▶ [GIVEN PROBLEM]: List each line of the data that holds the word "local".

▶ [Dataset excerpt]:

::::::::

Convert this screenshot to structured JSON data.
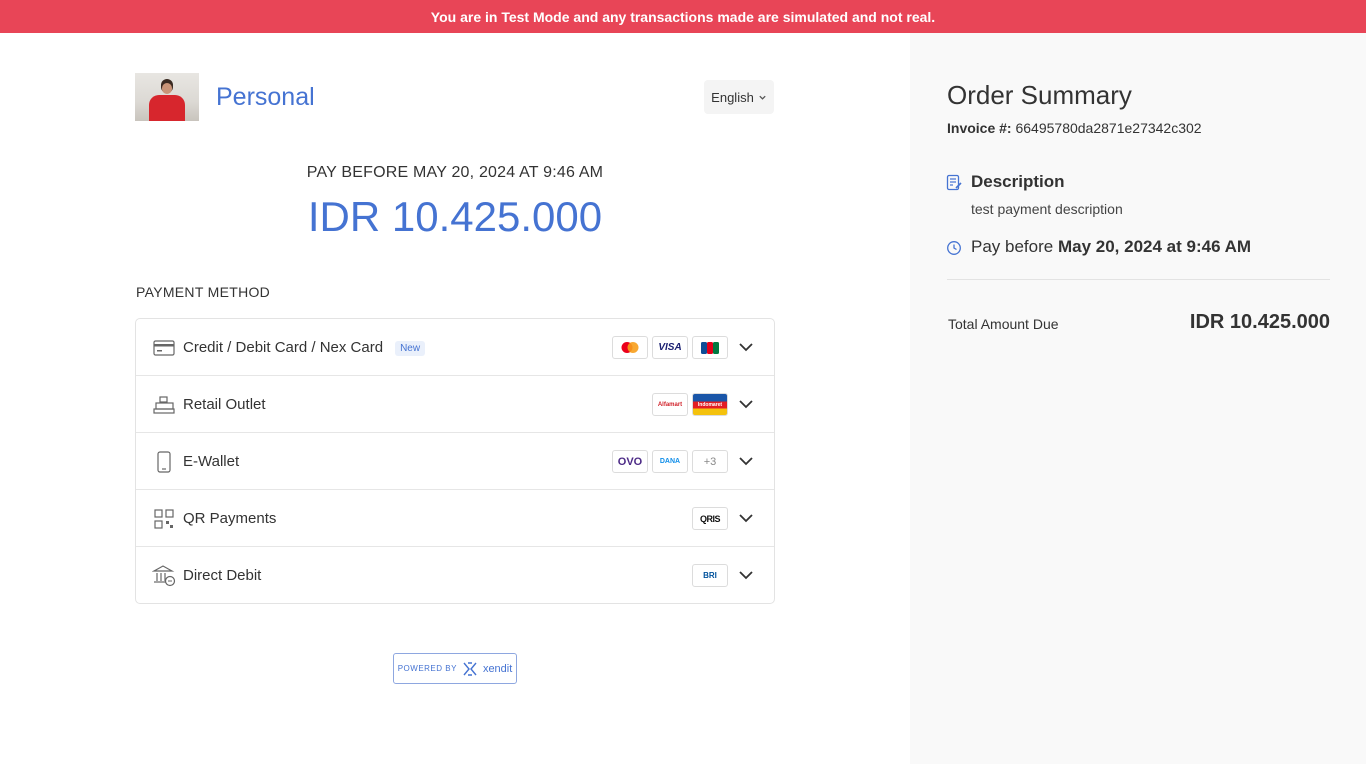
{
  "banner": {
    "text": "You are in Test Mode and any transactions made are simulated and not real."
  },
  "merchant": {
    "name": "Personal"
  },
  "language": {
    "selected": "English"
  },
  "payment": {
    "pay_before": "PAY BEFORE MAY 20, 2024 AT 9:46 AM",
    "amount": "IDR 10.425.000",
    "method_title": "PAYMENT METHOD",
    "methods": [
      {
        "label": "Credit / Debit Card / Nex Card",
        "badge": "New",
        "icon": "credit-card-icon",
        "logos": [
          "mastercard",
          "VISA",
          "JCB"
        ]
      },
      {
        "label": "Retail Outlet",
        "icon": "cash-register-icon",
        "logos": [
          "Alfamart",
          "Indomaret"
        ]
      },
      {
        "label": "E-Wallet",
        "icon": "mobile-phone-icon",
        "logos": [
          "OVO",
          "DANA",
          "+3"
        ]
      },
      {
        "label": "QR Payments",
        "icon": "qr-code-icon",
        "logos": [
          "QRIS"
        ]
      },
      {
        "label": "Direct Debit",
        "icon": "bank-icon",
        "logos": [
          "BRI"
        ]
      }
    ]
  },
  "powered": {
    "prefix": "POWERED BY",
    "brand": "xendit"
  },
  "summary": {
    "title": "Order Summary",
    "invoice_label": "Invoice #:",
    "invoice_number": "66495780da2871e27342c302",
    "description_title": "Description",
    "description_text": "test payment description",
    "pay_before_prefix": "Pay before",
    "pay_before_value": "May 20, 2024 at 9:46 AM",
    "total_label": "Total Amount Due",
    "total_value": "IDR 10.425.000"
  },
  "colors": {
    "accent": "#4573d2",
    "banner": "#e84557",
    "sidebar": "#f9f9f9"
  }
}
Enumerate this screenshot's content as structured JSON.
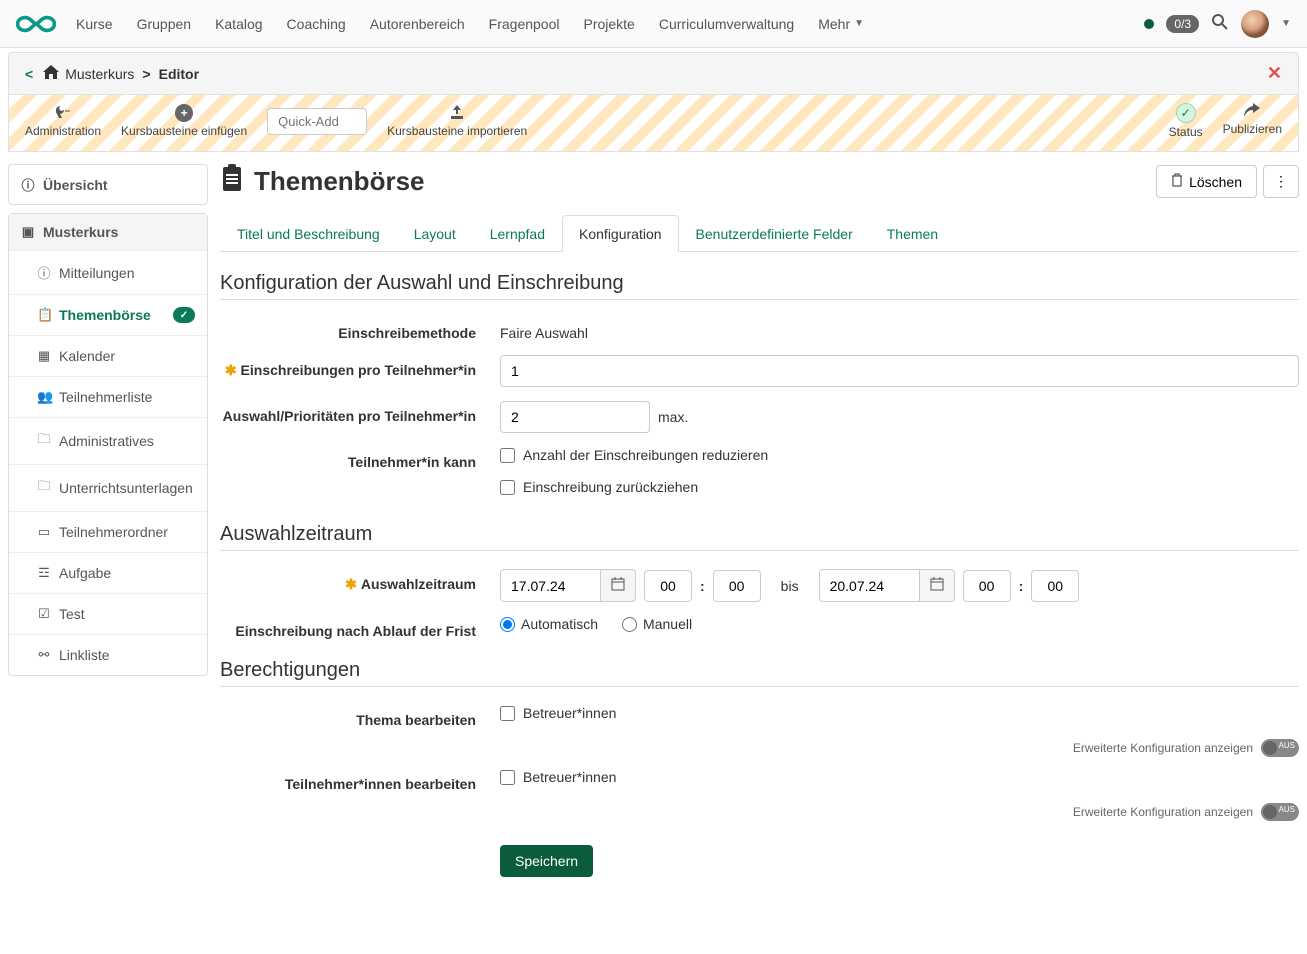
{
  "nav": {
    "items": [
      "Kurse",
      "Gruppen",
      "Katalog",
      "Coaching",
      "Autorenbereich",
      "Fragenpool",
      "Projekte",
      "Curriculumverwaltung"
    ],
    "more": "Mehr",
    "badge": "0/3"
  },
  "breadcrumb": {
    "course": "Musterkurs",
    "current": "Editor"
  },
  "toolbar": {
    "admin": "Administration",
    "insert": "Kursbausteine einfügen",
    "quickadd_placeholder": "Quick-Add",
    "import": "Kursbausteine importieren",
    "status": "Status",
    "publish": "Publizieren"
  },
  "sidebar": {
    "overview": "Übersicht",
    "course": "Musterkurs",
    "items": [
      {
        "icon": "ℹ",
        "label": "Mitteilungen"
      },
      {
        "icon": "📋",
        "label": "Themenbörse",
        "active": true,
        "badge": true
      },
      {
        "icon": "📅",
        "label": "Kalender"
      },
      {
        "icon": "👥",
        "label": "Teilnehmerliste"
      },
      {
        "icon": "📁",
        "label": "Administratives"
      },
      {
        "icon": "📁",
        "label": "Unterrichtsunterlagen"
      },
      {
        "icon": "💻",
        "label": "Teilnehmerordner"
      },
      {
        "icon": "☰",
        "label": "Aufgabe"
      },
      {
        "icon": "✓",
        "label": "Test"
      },
      {
        "icon": "🔗",
        "label": "Linkliste"
      }
    ]
  },
  "page": {
    "title": "Themenbörse",
    "delete": "Löschen"
  },
  "tabs": [
    "Titel und Beschreibung",
    "Layout",
    "Lernpfad",
    "Konfiguration",
    "Benutzerdefinierte Felder",
    "Themen"
  ],
  "active_tab": 3,
  "form": {
    "section1_title": "Konfiguration der Auswahl und Einschreibung",
    "method_label": "Einschreibemethode",
    "method_value": "Faire Auswahl",
    "enrollments_label": "Einschreibungen pro Teilnehmer*in",
    "enrollments_value": "1",
    "priorities_label": "Auswahl/Prioritäten pro Teilnehmer*in",
    "priorities_value": "2",
    "priorities_suffix": "max.",
    "participant_can_label": "Teilnehmer*in kann",
    "reduce_label": "Anzahl der Einschreibungen reduzieren",
    "withdraw_label": "Einschreibung zurückziehen",
    "section2_title": "Auswahlzeitraum",
    "period_label": "Auswahlzeitraum",
    "date_from": "17.07.24",
    "hour_from": "00",
    "min_from": "00",
    "between": "bis",
    "date_to": "20.07.24",
    "hour_to": "00",
    "min_to": "00",
    "after_deadline_label": "Einschreibung nach Ablauf der Frist",
    "auto_label": "Automatisch",
    "manual_label": "Manuell",
    "section3_title": "Berechtigungen",
    "edit_topic_label": "Thema bearbeiten",
    "supervisors_label": "Betreuer*innen",
    "edit_participants_label": "Teilnehmer*innen bearbeiten",
    "advanced_label": "Erweiterte Konfiguration anzeigen",
    "toggle_off": "AUS",
    "save": "Speichern"
  }
}
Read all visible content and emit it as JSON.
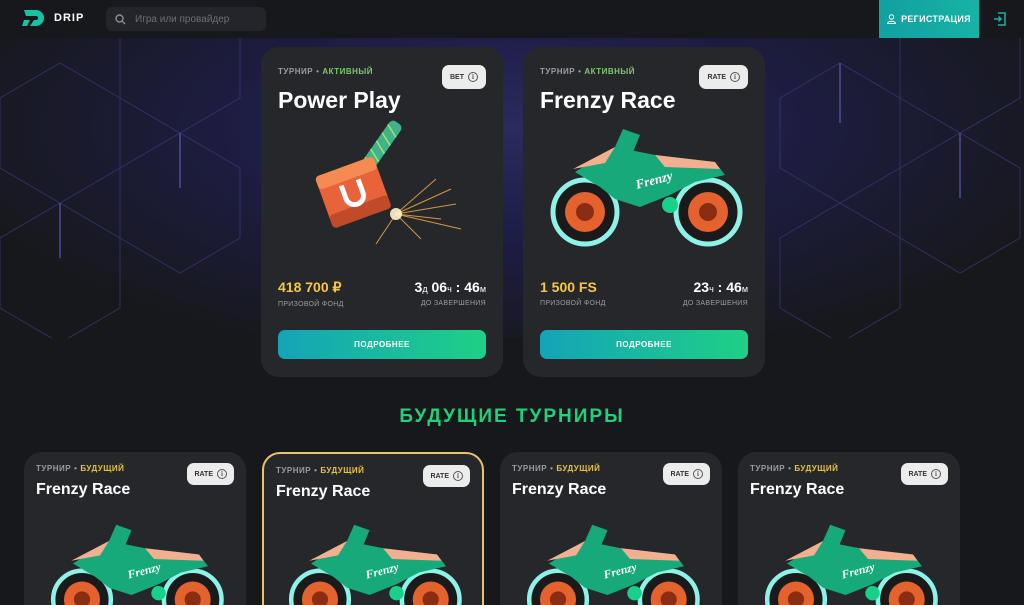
{
  "header": {
    "logo_text": "DRIP",
    "search_placeholder": "Игра или провайдер",
    "register_label": "РЕГИСТРАЦИЯ"
  },
  "active_tournaments": [
    {
      "status_type": "ТУРНИР",
      "status_state": "АКТИВНЫЙ",
      "badge": "BET",
      "title": "Power Play",
      "prize_value": "418 700 ₽",
      "prize_label": "ПРИЗОВОЙ ФОНД",
      "timer_d": "3",
      "timer_d_unit": "д",
      "timer_h": "06",
      "timer_h_unit": "ч",
      "timer_m": "46",
      "timer_m_unit": "м",
      "timer_label": "ДО ЗАВЕРШЕНИЯ",
      "button_label": "ПОДРОБНЕЕ"
    },
    {
      "status_type": "ТУРНИР",
      "status_state": "АКТИВНЫЙ",
      "badge": "RATE",
      "title": "Frenzy Race",
      "prize_value": "1 500 FS",
      "prize_label": "ПРИЗОВОЙ ФОНД",
      "timer_h": "23",
      "timer_h_unit": "ч",
      "timer_m": "46",
      "timer_m_unit": "м",
      "timer_label": "ДО ЗАВЕРШЕНИЯ",
      "button_label": "ПОДРОБНЕЕ"
    }
  ],
  "future_section_title": "БУДУЩИЕ ТУРНИРЫ",
  "future_tournaments": [
    {
      "status_type": "ТУРНИР",
      "status_state": "БУДУЩИЙ",
      "badge": "RATE",
      "title": "Frenzy Race"
    },
    {
      "status_type": "ТУРНИР",
      "status_state": "БУДУЩИЙ",
      "badge": "RATE",
      "title": "Frenzy Race"
    },
    {
      "status_type": "ТУРНИР",
      "status_state": "БУДУЩИЙ",
      "badge": "RATE",
      "title": "Frenzy Race"
    },
    {
      "status_type": "ТУРНИР",
      "status_state": "БУДУЩИЙ",
      "badge": "RATE",
      "title": "Frenzy Race"
    }
  ],
  "bike_logo_text": "Frenzy",
  "colors": {
    "accent_teal": "#16b3a5",
    "active_green": "#7ec86b",
    "future_yellow": "#e6c243",
    "prize_gold": "#f5c744",
    "section_green": "#20d07a",
    "highlight_border": "#e8c46a"
  }
}
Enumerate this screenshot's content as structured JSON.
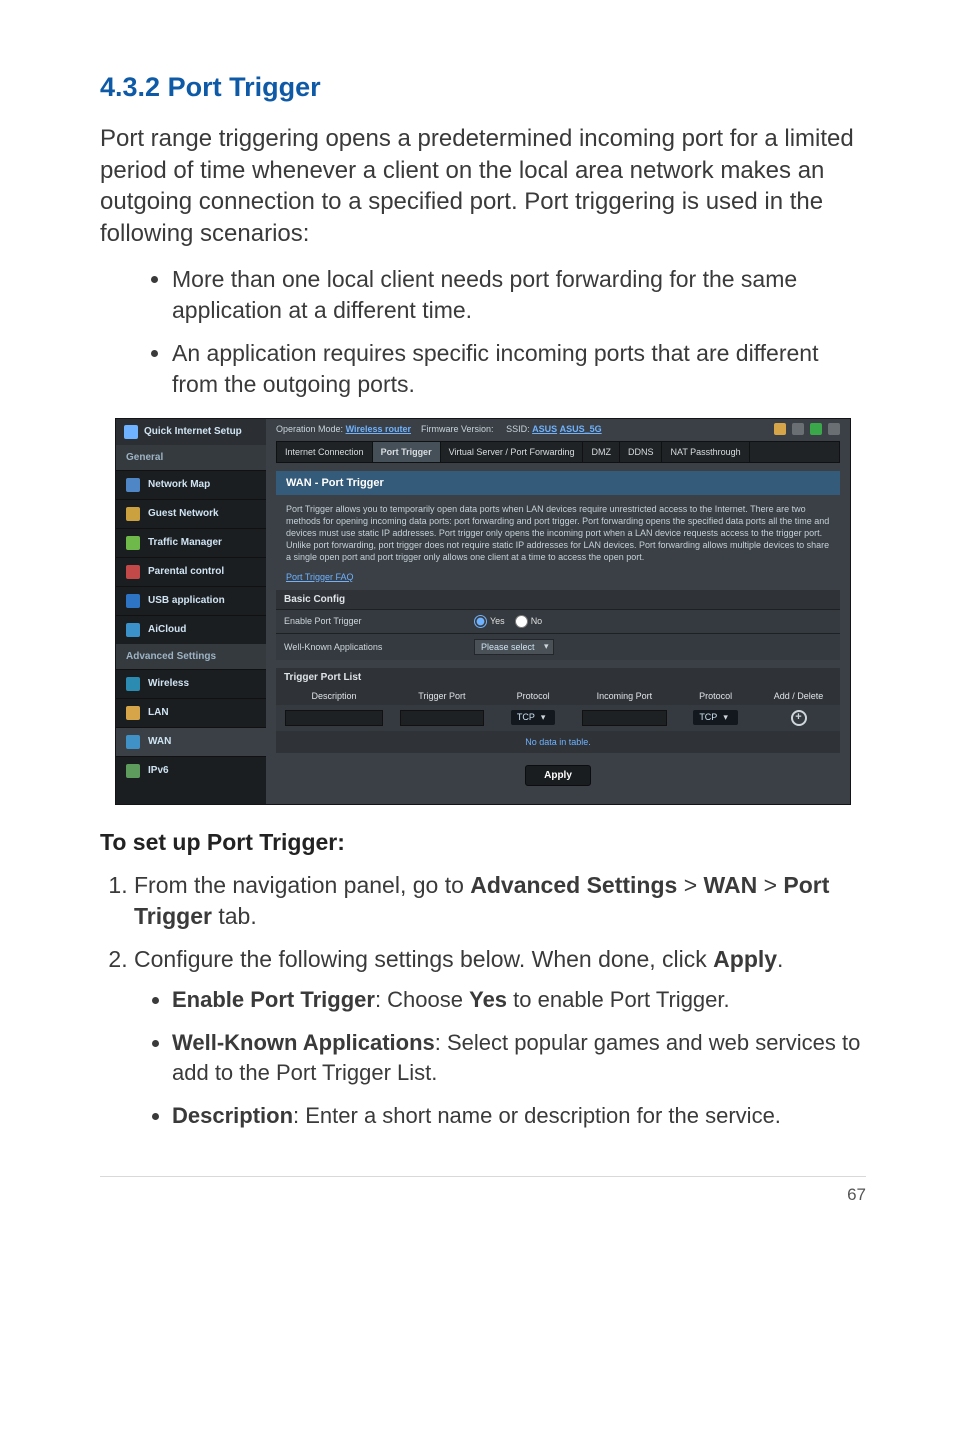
{
  "doc": {
    "heading_num": "4.3.2",
    "heading_title": "Port Trigger",
    "intro": "Port range triggering opens a predetermined incoming port for a limited period of time whenever a client on the local area network makes an outgoing connection to a specified port. Port triggering is used in the following scenarios:",
    "scenario1": "More than one local client needs port forwarding for the same application at a different time.",
    "scenario2": "An application requires specific incoming ports that are different from the outgoing ports.",
    "setup_heading": "To set up Port Trigger:",
    "step1_pre": "From the navigation panel, go to ",
    "step1_b1": "Advanced Settings",
    "step1_sep": " > ",
    "step1_b2": "WAN",
    "step1_sep2": " > ",
    "step1_b3": "Port Trigger",
    "step1_post": " tab.",
    "step2_pre": "Configure the following settings below. When done, click ",
    "step2_b1": "Apply",
    "step2_post": ".",
    "sub1_b": "Enable Port Trigger",
    "sub1_txt": ": Choose ",
    "sub1_b2": "Yes",
    "sub1_txt2": " to enable Port Trigger.",
    "sub2_b": "Well-Known Applications",
    "sub2_txt": ": Select popular games and web services to add to the Port Trigger List.",
    "sub3_b": "Description",
    "sub3_txt": ": Enter a short name or description for the service.",
    "page_number": "67"
  },
  "ui": {
    "sidebar": {
      "quick": "Quick Internet Setup",
      "group_general": "General",
      "items_general": [
        "Network Map",
        "Guest Network",
        "Traffic Manager",
        "Parental control",
        "USB application",
        "AiCloud"
      ],
      "group_adv": "Advanced Settings",
      "items_adv": [
        "Wireless",
        "LAN",
        "WAN",
        "IPv6"
      ]
    },
    "header": {
      "op_mode_label": "Operation Mode:",
      "op_mode_value": "Wireless router",
      "fw_label": "Firmware Version:",
      "ssid_label": "SSID:",
      "ssid1": "ASUS",
      "ssid2": "ASUS_5G"
    },
    "tabs": [
      "Internet Connection",
      "Port Trigger",
      "Virtual Server / Port Forwarding",
      "DMZ",
      "DDNS",
      "NAT Passthrough"
    ],
    "active_tab_index": 1,
    "panel_title": "WAN - Port Trigger",
    "explain": "Port Trigger allows you to temporarily open data ports when LAN devices require unrestricted access to the Internet. There are two methods for opening incoming data ports: port forwarding and port trigger. Port forwarding opens the specified data ports all the time and devices must use static IP addresses. Port trigger only opens the incoming port when a LAN device requests access to the trigger port. Unlike port forwarding, port trigger does not require static IP addresses for LAN devices. Port forwarding allows multiple devices to share a single open port and port trigger only allows one client at a time to access the open port.",
    "faq": "Port Trigger FAQ",
    "basic_config": "Basic Config",
    "row_enable": "Enable Port Trigger",
    "radio_yes": "Yes",
    "radio_no": "No",
    "row_wka": "Well-Known Applications",
    "wka_value": "Please select",
    "list_title": "Trigger Port List",
    "th": [
      "Description",
      "Trigger Port",
      "Protocol",
      "Incoming Port",
      "Protocol",
      "Add / Delete"
    ],
    "proto": "TCP",
    "nodata": "No data in table.",
    "apply": "Apply"
  }
}
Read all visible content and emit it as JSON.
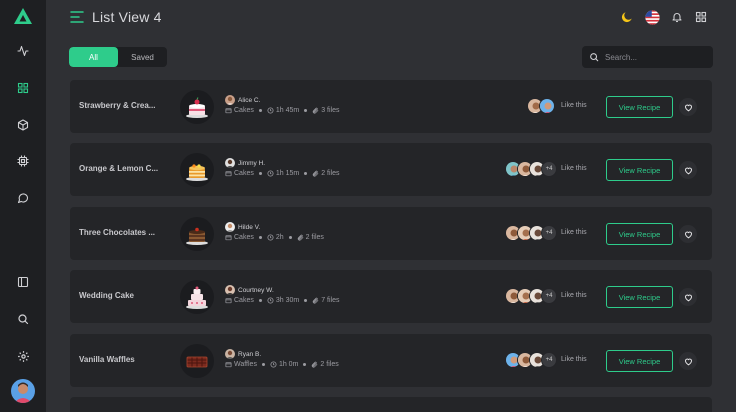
{
  "page": {
    "title": "List View 4"
  },
  "colors": {
    "accent": "#2ecc8b",
    "sidebar": "#1e1f22",
    "background": "#2f3034",
    "card": "#242528"
  },
  "sidebar": {
    "logo": "logo-triangle-icon",
    "items": [
      {
        "name": "activity-icon"
      },
      {
        "name": "grid-icon",
        "active": true
      },
      {
        "name": "cube-icon"
      },
      {
        "name": "cpu-icon"
      },
      {
        "name": "message-circle-icon"
      },
      {
        "name": "sidebar-toggle-icon"
      },
      {
        "name": "search-icon"
      },
      {
        "name": "settings-icon"
      }
    ]
  },
  "topbar": {
    "icons": [
      "moon-icon",
      "us-flag-icon",
      "bell-icon",
      "apps-grid-icon"
    ]
  },
  "tabs": [
    {
      "label": "All",
      "active": true
    },
    {
      "label": "Saved",
      "active": false
    }
  ],
  "search": {
    "placeholder": "Search..."
  },
  "recipes": [
    {
      "title": "Strawberry & Crea...",
      "author": "Alice C.",
      "category": "Cakes",
      "time": "1h 45m",
      "files": "3 files",
      "likers_more": "",
      "like_label": "Like this",
      "button": "View Recipe"
    },
    {
      "title": "Orange & Lemon C...",
      "author": "Jimmy H.",
      "category": "Cakes",
      "time": "1h 15m",
      "files": "2 files",
      "likers_more": "+4",
      "like_label": "Like this",
      "button": "View Recipe"
    },
    {
      "title": "Three Chocolates ...",
      "author": "Hilde V.",
      "category": "Cakes",
      "time": "2h",
      "files": "2 files",
      "likers_more": "+4",
      "like_label": "Like this",
      "button": "View Recipe"
    },
    {
      "title": "Wedding Cake",
      "author": "Courtney W.",
      "category": "Cakes",
      "time": "3h 30m",
      "files": "7 files",
      "likers_more": "+4",
      "like_label": "Like this",
      "button": "View Recipe"
    },
    {
      "title": "Vanilla Waffles",
      "author": "Ryan B.",
      "category": "Waffles",
      "time": "1h 0m",
      "files": "2 files",
      "likers_more": "+4",
      "like_label": "Like this",
      "button": "View Recipe"
    }
  ]
}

::::::::

▶ [WORKED SOLUTION]:
    "intro": "Port range triggering opens a predetermined incoming port for a limited period of time whenever a client on the local area network makes an outgoing connection to a specified port. Port triggering is used in the following scenarios:",
    "scenario1": "More than one local client needs port forwarding for the same application at a different time.",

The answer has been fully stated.